## Task details
Can you output the records below exactly as they are written?

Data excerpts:

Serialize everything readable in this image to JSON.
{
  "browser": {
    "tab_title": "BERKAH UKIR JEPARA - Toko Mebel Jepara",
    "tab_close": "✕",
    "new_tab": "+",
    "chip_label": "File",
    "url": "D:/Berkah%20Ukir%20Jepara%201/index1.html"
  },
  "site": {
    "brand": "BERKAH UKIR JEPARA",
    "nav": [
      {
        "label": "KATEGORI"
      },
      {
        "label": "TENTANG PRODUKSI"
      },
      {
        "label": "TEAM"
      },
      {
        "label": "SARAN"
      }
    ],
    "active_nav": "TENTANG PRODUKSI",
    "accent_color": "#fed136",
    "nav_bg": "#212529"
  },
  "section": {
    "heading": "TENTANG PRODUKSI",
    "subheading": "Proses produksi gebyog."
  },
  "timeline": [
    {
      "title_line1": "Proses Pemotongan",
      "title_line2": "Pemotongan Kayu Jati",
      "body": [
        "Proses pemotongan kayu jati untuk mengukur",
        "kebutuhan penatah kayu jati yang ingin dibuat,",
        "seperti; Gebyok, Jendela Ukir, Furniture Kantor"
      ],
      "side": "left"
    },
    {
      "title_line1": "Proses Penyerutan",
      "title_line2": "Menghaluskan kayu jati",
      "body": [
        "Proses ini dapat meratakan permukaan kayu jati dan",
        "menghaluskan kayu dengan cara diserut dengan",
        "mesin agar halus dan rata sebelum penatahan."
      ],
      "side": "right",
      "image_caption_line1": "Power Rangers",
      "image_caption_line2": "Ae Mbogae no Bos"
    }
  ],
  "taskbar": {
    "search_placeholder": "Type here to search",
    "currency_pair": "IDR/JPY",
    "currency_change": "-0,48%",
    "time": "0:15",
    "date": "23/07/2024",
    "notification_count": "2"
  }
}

## Exercise output
Serialize everything readable in this image to JSON.
{
  "browser": {
    "tab_title": "BERKAH UKIR JEPARA - Toko Mebel Jepara",
    "tab_close": "✕",
    "new_tab": "+",
    "chip_label": "File",
    "url": "D:/Berkah%20Ukir%20Jepara%201/index1.html"
  },
  "site": {
    "brand": "BERKAH UKIR JEPARA",
    "nav": [
      {
        "label": "KATEGORI"
      },
      {
        "label": "TENTANG PRODUKSI"
      },
      {
        "label": "TEAM"
      },
      {
        "label": "SARAN"
      }
    ],
    "active_nav": "TENTANG PRODUKSI",
    "accent_color": "#fed136",
    "nav_bg": "#212529"
  },
  "section": {
    "heading": "TENTANG PRODUKSI",
    "subheading": "Proses produksi gebyog."
  },
  "timeline": [
    {
      "title_line1": "Proses Pemotongan",
      "title_line2": "Pemotongan Kayu Jati",
      "body": [
        "Proses pemotongan kayu jati untuk mengukur",
        "kebutuhan penatah kayu jati yang ingin dibuat,",
        "seperti; Gebyok, Jendela Ukir, Furniture Kantor"
      ],
      "side": "left"
    },
    {
      "title_line1": "Proses Penyerutan",
      "title_line2": "Menghaluskan kayu jati",
      "body": [
        "Proses ini dapat meratakan permukaan kayu jati dan",
        "menghaluskan kayu dengan cara diserut dengan",
        "mesin agar halus dan rata sebelum penatahan."
      ],
      "side": "right",
      "image_caption_line1": "Power Rangers",
      "image_caption_line2": "Ae Mbogae no Bos"
    }
  ],
  "taskbar": {
    "search_placeholder": "Type here to search",
    "currency_pair": "IDR/JPY",
    "currency_change": "-0,48%",
    "time": "0:15",
    "date": "23/07/2024",
    "notification_count": "2"
  }
}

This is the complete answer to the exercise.